» STATED PROBLEM: Repeat all of the records verbatim.

--- Start RECORDS SHOWN ---

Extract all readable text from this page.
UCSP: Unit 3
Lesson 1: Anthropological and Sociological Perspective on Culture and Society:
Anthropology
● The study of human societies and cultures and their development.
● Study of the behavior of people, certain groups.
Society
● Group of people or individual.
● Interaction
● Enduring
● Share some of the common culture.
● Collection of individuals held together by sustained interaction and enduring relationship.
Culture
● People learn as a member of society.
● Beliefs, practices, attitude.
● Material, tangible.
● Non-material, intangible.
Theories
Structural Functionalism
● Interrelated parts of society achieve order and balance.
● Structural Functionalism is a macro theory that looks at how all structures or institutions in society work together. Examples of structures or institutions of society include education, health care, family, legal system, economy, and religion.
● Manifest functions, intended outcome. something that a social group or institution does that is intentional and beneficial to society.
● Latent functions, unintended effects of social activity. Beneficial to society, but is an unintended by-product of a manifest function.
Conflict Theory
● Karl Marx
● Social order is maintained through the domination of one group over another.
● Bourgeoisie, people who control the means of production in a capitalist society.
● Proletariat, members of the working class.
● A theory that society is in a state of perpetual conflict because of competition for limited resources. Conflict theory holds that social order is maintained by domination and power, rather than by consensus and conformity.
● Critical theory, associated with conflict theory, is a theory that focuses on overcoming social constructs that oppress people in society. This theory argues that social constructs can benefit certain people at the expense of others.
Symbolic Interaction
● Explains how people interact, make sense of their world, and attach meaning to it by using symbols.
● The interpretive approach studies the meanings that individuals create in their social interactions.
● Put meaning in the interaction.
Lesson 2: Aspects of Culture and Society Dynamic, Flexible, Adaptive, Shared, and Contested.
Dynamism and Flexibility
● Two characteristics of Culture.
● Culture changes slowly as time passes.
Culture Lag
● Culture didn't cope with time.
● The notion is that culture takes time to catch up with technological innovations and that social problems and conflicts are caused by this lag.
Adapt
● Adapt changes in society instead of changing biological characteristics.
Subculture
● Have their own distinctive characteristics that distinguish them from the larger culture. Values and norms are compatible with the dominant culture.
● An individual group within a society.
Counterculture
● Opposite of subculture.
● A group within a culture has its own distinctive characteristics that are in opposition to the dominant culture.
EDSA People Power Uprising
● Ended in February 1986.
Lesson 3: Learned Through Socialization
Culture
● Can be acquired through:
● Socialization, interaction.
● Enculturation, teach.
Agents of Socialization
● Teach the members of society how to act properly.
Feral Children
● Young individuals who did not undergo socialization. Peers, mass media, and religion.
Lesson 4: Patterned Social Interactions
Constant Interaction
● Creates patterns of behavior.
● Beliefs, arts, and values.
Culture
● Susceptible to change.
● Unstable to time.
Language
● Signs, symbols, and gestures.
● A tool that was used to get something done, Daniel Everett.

--- End RECORDS SHOWN ---

» ANSWER:
Extract all readable text from this page.
UCSP: Unit 3
Lesson 1: Anthropological and Sociological Perspective on Culture and Society:
Anthropology
● The study of human societies and cultures and their development.
● Study of the behavior of people, certain groups.
Society
● Group of people or individual.
● Interaction
● Enduring
● Share some of the common culture.
● Collection of individuals held together by sustained interaction and enduring relationship.
Culture
● People learn as a member of society.
● Beliefs, practices, attitude.
● Material, tangible.
● Non-material, intangible.
Theories
Structural Functionalism
● Interrelated parts of society achieve order and balance.
● Structural Functionalism is a macro theory that looks at how all structures or institutions in society work together. Examples of structures or institutions of society include education, health care, family, legal system, economy, and religion.
● Manifest functions, intended outcome. something that a social group or institution does that is intentional and beneficial to society.
● Latent functions, unintended effects of social activity. Beneficial to society, but is an unintended by-product of a manifest function.
Conflict Theory
● Karl Marx
● Social order is maintained through the domination of one group over another.
● Bourgeoisie, people who control the means of production in a capitalist society.
● Proletariat, members of the working class.
● A theory that society is in a state of perpetual conflict because of competition for limited resources. Conflict theory holds that social order is maintained by domination and power, rather than by consensus and conformity.
● Critical theory, associated with conflict theory, is a theory that focuses on overcoming social constructs that oppress people in society. This theory argues that social constructs can benefit certain people at the expense of others.
Symbolic Interaction
● Explains how people interact, make sense of their world, and attach meaning to it by using symbols.
● The interpretive approach studies the meanings that individuals create in their social interactions.
● Put meaning in the interaction.
Lesson 2: Aspects of Culture and Society Dynamic, Flexible, Adaptive, Shared, and Contested.
Dynamism and Flexibility
● Two characteristics of Culture.
● Culture changes slowly as time passes.
Culture Lag
● Culture didn't cope with time.
● The notion is that culture takes time to catch up with technological innovations and that social problems and conflicts are caused by this lag.
Adapt
● Adapt changes in society instead of changing biological characteristics.
Subculture
● Have their own distinctive characteristics that distinguish them from the larger culture. Values and norms are compatible with the dominant culture.
● An individual group within a society.
Counterculture
● Opposite of subculture.
● A group within a culture has its own distinctive characteristics that are in opposition to the dominant culture.
EDSA People Power Uprising
● Ended in February 1986.
Lesson 3: Learned Through Socialization
Culture
● Can be acquired through:
● Socialization, interaction.
● Enculturation, teach.
Agents of Socialization
● Teach the members of society how to act properly.
Feral Children
● Young individuals who did not undergo socialization. Peers, mass media, and religion.
Lesson 4: Patterned Social Interactions
Constant Interaction
● Creates patterns of behavior.
● Beliefs, arts, and values.
Culture
● Susceptible to change.
● Unstable to time.
Language
● Signs, symbols, and gestures.
● A tool that was used to get something done, Daniel Everett.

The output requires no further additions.